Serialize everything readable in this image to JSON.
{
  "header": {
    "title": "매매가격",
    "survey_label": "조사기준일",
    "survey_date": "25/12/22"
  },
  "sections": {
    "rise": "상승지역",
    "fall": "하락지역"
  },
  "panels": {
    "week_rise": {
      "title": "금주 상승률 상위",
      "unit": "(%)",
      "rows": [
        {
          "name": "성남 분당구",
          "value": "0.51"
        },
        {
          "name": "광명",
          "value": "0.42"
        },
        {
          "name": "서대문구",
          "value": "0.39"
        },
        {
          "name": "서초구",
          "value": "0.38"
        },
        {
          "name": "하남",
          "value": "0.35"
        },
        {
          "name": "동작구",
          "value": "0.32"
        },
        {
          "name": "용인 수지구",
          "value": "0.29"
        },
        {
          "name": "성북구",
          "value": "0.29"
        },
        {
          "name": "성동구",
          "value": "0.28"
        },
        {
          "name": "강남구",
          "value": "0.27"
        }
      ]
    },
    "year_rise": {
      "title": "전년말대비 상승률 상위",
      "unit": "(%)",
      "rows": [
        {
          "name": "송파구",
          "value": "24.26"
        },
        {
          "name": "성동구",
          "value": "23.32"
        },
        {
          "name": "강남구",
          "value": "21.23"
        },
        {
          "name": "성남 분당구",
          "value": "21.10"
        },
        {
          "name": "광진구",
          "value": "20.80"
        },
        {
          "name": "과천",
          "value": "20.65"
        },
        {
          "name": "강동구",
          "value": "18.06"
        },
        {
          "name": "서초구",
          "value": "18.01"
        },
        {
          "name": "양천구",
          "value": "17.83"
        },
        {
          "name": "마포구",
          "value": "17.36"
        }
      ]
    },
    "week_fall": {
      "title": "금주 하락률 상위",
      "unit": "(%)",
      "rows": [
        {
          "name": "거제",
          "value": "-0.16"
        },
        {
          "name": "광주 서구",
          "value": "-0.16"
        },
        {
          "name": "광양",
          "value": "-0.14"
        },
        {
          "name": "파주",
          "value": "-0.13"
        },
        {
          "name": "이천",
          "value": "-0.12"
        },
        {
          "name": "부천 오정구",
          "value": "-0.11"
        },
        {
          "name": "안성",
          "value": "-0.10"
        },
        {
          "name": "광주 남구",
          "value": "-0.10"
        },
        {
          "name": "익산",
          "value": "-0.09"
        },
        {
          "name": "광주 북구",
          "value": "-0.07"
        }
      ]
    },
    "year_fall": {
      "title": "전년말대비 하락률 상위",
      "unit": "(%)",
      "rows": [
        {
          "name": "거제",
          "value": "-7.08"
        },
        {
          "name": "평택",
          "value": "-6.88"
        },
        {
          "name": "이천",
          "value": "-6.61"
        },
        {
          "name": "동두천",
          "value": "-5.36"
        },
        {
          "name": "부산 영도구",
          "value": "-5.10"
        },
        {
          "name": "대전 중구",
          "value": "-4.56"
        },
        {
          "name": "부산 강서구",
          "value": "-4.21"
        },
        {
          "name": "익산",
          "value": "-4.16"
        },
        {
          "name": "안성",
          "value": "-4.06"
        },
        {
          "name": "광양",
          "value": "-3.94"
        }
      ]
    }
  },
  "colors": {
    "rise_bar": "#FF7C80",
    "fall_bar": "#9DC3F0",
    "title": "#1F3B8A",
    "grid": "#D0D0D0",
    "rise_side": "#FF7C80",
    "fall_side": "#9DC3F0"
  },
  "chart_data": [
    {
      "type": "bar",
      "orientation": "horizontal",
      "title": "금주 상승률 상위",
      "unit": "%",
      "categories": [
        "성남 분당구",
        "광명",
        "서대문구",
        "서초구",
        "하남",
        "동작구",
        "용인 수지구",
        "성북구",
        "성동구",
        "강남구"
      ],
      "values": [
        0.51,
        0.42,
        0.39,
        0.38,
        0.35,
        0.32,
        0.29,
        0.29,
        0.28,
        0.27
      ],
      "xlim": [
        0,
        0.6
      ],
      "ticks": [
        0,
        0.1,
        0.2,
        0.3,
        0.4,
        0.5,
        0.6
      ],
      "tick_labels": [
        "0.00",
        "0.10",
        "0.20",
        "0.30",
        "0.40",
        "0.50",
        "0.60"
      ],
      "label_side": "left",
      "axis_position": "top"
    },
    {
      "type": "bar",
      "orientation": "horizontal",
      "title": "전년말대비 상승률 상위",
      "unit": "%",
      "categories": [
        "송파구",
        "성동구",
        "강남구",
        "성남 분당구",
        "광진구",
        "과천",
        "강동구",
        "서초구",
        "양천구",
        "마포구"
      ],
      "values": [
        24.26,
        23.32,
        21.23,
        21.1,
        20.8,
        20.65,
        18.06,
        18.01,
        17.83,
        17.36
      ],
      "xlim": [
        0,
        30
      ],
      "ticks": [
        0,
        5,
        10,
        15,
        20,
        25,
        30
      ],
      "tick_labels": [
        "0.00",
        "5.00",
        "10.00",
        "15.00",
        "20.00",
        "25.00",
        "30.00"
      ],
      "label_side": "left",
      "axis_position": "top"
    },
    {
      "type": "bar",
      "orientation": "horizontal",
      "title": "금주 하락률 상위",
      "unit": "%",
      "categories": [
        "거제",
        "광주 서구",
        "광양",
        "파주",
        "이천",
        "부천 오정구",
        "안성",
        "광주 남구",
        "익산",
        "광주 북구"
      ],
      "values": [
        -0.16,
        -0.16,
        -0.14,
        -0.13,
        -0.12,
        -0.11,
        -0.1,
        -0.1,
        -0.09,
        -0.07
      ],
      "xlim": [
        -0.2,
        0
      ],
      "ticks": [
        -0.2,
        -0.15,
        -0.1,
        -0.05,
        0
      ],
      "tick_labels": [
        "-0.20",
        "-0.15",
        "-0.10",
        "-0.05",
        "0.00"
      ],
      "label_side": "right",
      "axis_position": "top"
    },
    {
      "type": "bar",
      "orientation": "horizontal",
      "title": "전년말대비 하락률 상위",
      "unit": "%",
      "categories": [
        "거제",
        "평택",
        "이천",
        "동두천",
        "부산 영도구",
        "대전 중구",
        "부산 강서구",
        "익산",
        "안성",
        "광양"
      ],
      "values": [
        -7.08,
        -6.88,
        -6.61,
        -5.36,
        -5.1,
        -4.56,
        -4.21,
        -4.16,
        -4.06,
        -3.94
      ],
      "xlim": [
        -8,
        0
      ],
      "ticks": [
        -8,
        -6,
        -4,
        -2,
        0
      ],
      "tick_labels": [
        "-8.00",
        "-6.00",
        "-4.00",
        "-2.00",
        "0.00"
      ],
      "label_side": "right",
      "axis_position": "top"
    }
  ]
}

----

Set down all of the records shown above once more, exactly.

Serialize everything readable in this image to JSON.
{
  "header": {
    "title": "매매가격",
    "survey_label": "조사기준일",
    "survey_date": "25/12/22"
  },
  "sections": {
    "rise": "상승지역",
    "fall": "하락지역"
  },
  "panels": {
    "week_rise": {
      "title": "금주 상승률 상위",
      "unit": "(%)",
      "rows": [
        {
          "name": "성남 분당구",
          "value": "0.51"
        },
        {
          "name": "광명",
          "value": "0.42"
        },
        {
          "name": "서대문구",
          "value": "0.39"
        },
        {
          "name": "서초구",
          "value": "0.38"
        },
        {
          "name": "하남",
          "value": "0.35"
        },
        {
          "name": "동작구",
          "value": "0.32"
        },
        {
          "name": "용인 수지구",
          "value": "0.29"
        },
        {
          "name": "성북구",
          "value": "0.29"
        },
        {
          "name": "성동구",
          "value": "0.28"
        },
        {
          "name": "강남구",
          "value": "0.27"
        }
      ]
    },
    "year_rise": {
      "title": "전년말대비 상승률 상위",
      "unit": "(%)",
      "rows": [
        {
          "name": "송파구",
          "value": "24.26"
        },
        {
          "name": "성동구",
          "value": "23.32"
        },
        {
          "name": "강남구",
          "value": "21.23"
        },
        {
          "name": "성남 분당구",
          "value": "21.10"
        },
        {
          "name": "광진구",
          "value": "20.80"
        },
        {
          "name": "과천",
          "value": "20.65"
        },
        {
          "name": "강동구",
          "value": "18.06"
        },
        {
          "name": "서초구",
          "value": "18.01"
        },
        {
          "name": "양천구",
          "value": "17.83"
        },
        {
          "name": "마포구",
          "value": "17.36"
        }
      ]
    },
    "week_fall": {
      "title": "금주 하락률 상위",
      "unit": "(%)",
      "rows": [
        {
          "name": "거제",
          "value": "-0.16"
        },
        {
          "name": "광주 서구",
          "value": "-0.16"
        },
        {
          "name": "광양",
          "value": "-0.14"
        },
        {
          "name": "파주",
          "value": "-0.13"
        },
        {
          "name": "이천",
          "value": "-0.12"
        },
        {
          "name": "부천 오정구",
          "value": "-0.11"
        },
        {
          "name": "안성",
          "value": "-0.10"
        },
        {
          "name": "광주 남구",
          "value": "-0.10"
        },
        {
          "name": "익산",
          "value": "-0.09"
        },
        {
          "name": "광주 북구",
          "value": "-0.07"
        }
      ]
    },
    "year_fall": {
      "title": "전년말대비 하락률 상위",
      "unit": "(%)",
      "rows": [
        {
          "name": "거제",
          "value": "-7.08"
        },
        {
          "name": "평택",
          "value": "-6.88"
        },
        {
          "name": "이천",
          "value": "-6.61"
        },
        {
          "name": "동두천",
          "value": "-5.36"
        },
        {
          "name": "부산 영도구",
          "value": "-5.10"
        },
        {
          "name": "대전 중구",
          "value": "-4.56"
        },
        {
          "name": "부산 강서구",
          "value": "-4.21"
        },
        {
          "name": "익산",
          "value": "-4.16"
        },
        {
          "name": "안성",
          "value": "-4.06"
        },
        {
          "name": "광양",
          "value": "-3.94"
        }
      ]
    }
  },
  "colors": {
    "rise_bar": "#FF7C80",
    "fall_bar": "#9DC3F0",
    "title": "#1F3B8A",
    "grid": "#D0D0D0",
    "rise_side": "#FF7C80",
    "fall_side": "#9DC3F0"
  },
  "chart_data": [
    {
      "type": "bar",
      "orientation": "horizontal",
      "title": "금주 상승률 상위",
      "unit": "%",
      "categories": [
        "성남 분당구",
        "광명",
        "서대문구",
        "서초구",
        "하남",
        "동작구",
        "용인 수지구",
        "성북구",
        "성동구",
        "강남구"
      ],
      "values": [
        0.51,
        0.42,
        0.39,
        0.38,
        0.35,
        0.32,
        0.29,
        0.29,
        0.28,
        0.27
      ],
      "xlim": [
        0,
        0.6
      ],
      "ticks": [
        0,
        0.1,
        0.2,
        0.3,
        0.4,
        0.5,
        0.6
      ],
      "tick_labels": [
        "0.00",
        "0.10",
        "0.20",
        "0.30",
        "0.40",
        "0.50",
        "0.60"
      ],
      "label_side": "left",
      "axis_position": "top"
    },
    {
      "type": "bar",
      "orientation": "horizontal",
      "title": "전년말대비 상승률 상위",
      "unit": "%",
      "categories": [
        "송파구",
        "성동구",
        "강남구",
        "성남 분당구",
        "광진구",
        "과천",
        "강동구",
        "서초구",
        "양천구",
        "마포구"
      ],
      "values": [
        24.26,
        23.32,
        21.23,
        21.1,
        20.8,
        20.65,
        18.06,
        18.01,
        17.83,
        17.36
      ],
      "xlim": [
        0,
        30
      ],
      "ticks": [
        0,
        5,
        10,
        15,
        20,
        25,
        30
      ],
      "tick_labels": [
        "0.00",
        "5.00",
        "10.00",
        "15.00",
        "20.00",
        "25.00",
        "30.00"
      ],
      "label_side": "left",
      "axis_position": "top"
    },
    {
      "type": "bar",
      "orientation": "horizontal",
      "title": "금주 하락률 상위",
      "unit": "%",
      "categories": [
        "거제",
        "광주 서구",
        "광양",
        "파주",
        "이천",
        "부천 오정구",
        "안성",
        "광주 남구",
        "익산",
        "광주 북구"
      ],
      "values": [
        -0.16,
        -0.16,
        -0.14,
        -0.13,
        -0.12,
        -0.11,
        -0.1,
        -0.1,
        -0.09,
        -0.07
      ],
      "xlim": [
        -0.2,
        0
      ],
      "ticks": [
        -0.2,
        -0.15,
        -0.1,
        -0.05,
        0
      ],
      "tick_labels": [
        "-0.20",
        "-0.15",
        "-0.10",
        "-0.05",
        "0.00"
      ],
      "label_side": "right",
      "axis_position": "top"
    },
    {
      "type": "bar",
      "orientation": "horizontal",
      "title": "전년말대비 하락률 상위",
      "unit": "%",
      "categories": [
        "거제",
        "평택",
        "이천",
        "동두천",
        "부산 영도구",
        "대전 중구",
        "부산 강서구",
        "익산",
        "안성",
        "광양"
      ],
      "values": [
        -7.08,
        -6.88,
        -6.61,
        -5.36,
        -5.1,
        -4.56,
        -4.21,
        -4.16,
        -4.06,
        -3.94
      ],
      "xlim": [
        -8,
        0
      ],
      "ticks": [
        -8,
        -6,
        -4,
        -2,
        0
      ],
      "tick_labels": [
        "-8.00",
        "-6.00",
        "-4.00",
        "-2.00",
        "0.00"
      ],
      "label_side": "right",
      "axis_position": "top"
    }
  ]
}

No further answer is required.